DATA LISTING.
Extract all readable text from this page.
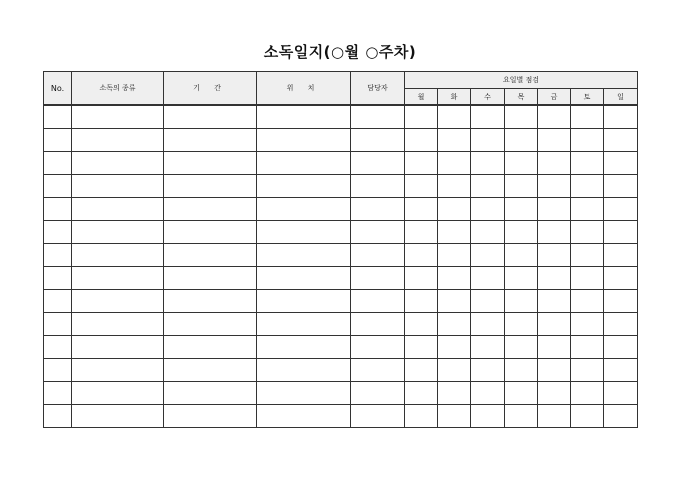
소독일지(○월 ○주차)
No.	소독의 종류	기 간	위 치	담당자	요일별 점검						
					월	화	수	목	금	토	일
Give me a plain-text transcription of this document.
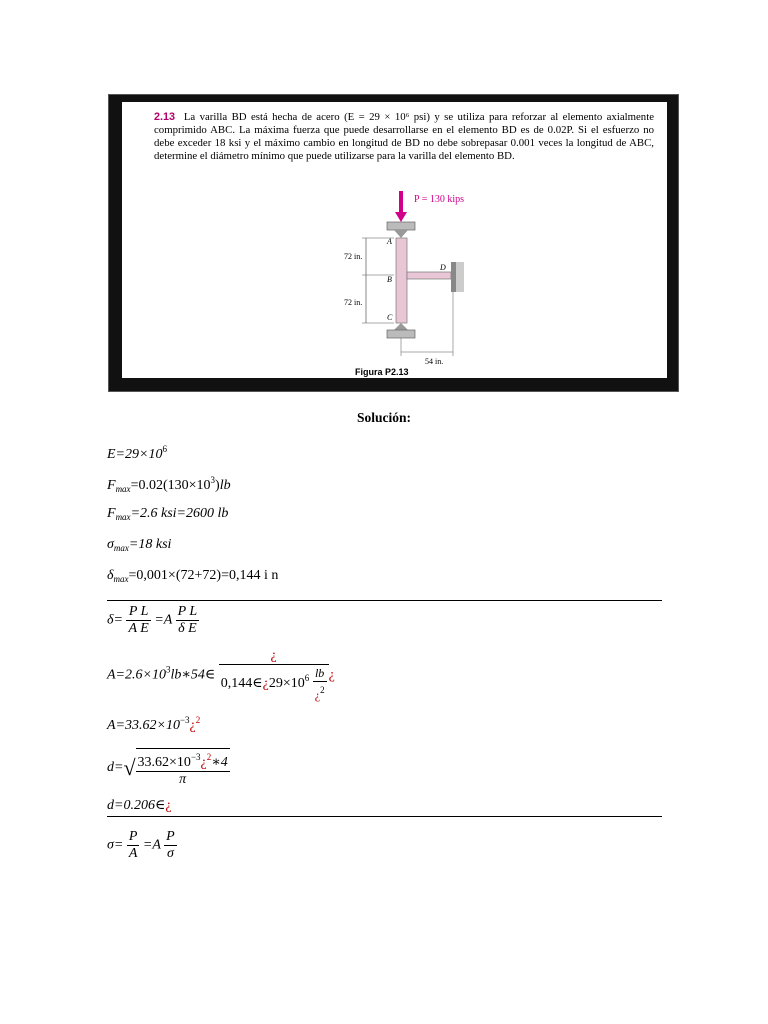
2.13 La varilla BD está hecha de acero (E = 29 × 10⁶ psi) y se utiliza para reforzar al elemento axialmente comprimido ABC. La máxima fuerza que puede desarrollarse en el elemento BD es de 0.02P. Si el esfuerzo no debe exceder 18 ksi y el máximo cambio en longitud de BD no debe sobrepasar 0.001 veces la longitud de ABC, determine el diámetro mínimo que puede utilizarse para la varilla del elemento BD.
P = 130 kips
A
B
C
D
72 in.
72 in.
54 in.
Figura P2.13
Solución:
$E=29\times 10^6$
$F_{max}=0.02(130\times 10^3)lb$
$F_{max}=2.6$ ksi=2600 lb
$\sigma_{max}=18$ ksi
$\delta_{max}=0,001\times(72+72)=0,144$ i n
$\delta= \frac{\text{P L}}{\text{A E}} =A \frac{\text{P L}}{\text{δ E}}$
$A=2.6\times 10^3lb∗54\in \frac{¿}{0,144\in¿29\times 10^6 \frac{lb}{¿^2}}$ ¿
$A=33.62\times 10^{-3}¿^2$
$d=√ \frac{33.62\times 10^{-3}¿^2∗4}{\pi}$
d=0.206∈¿
$\sigma= \frac{P}{A} =A \frac{P}{\sigma}$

YOUR GOAL.
Pull out each line of the entries that contains "this".

PROBLEM SOLUTION.
Extract all readable text from this page.
Give me a plain-text transcription of this document.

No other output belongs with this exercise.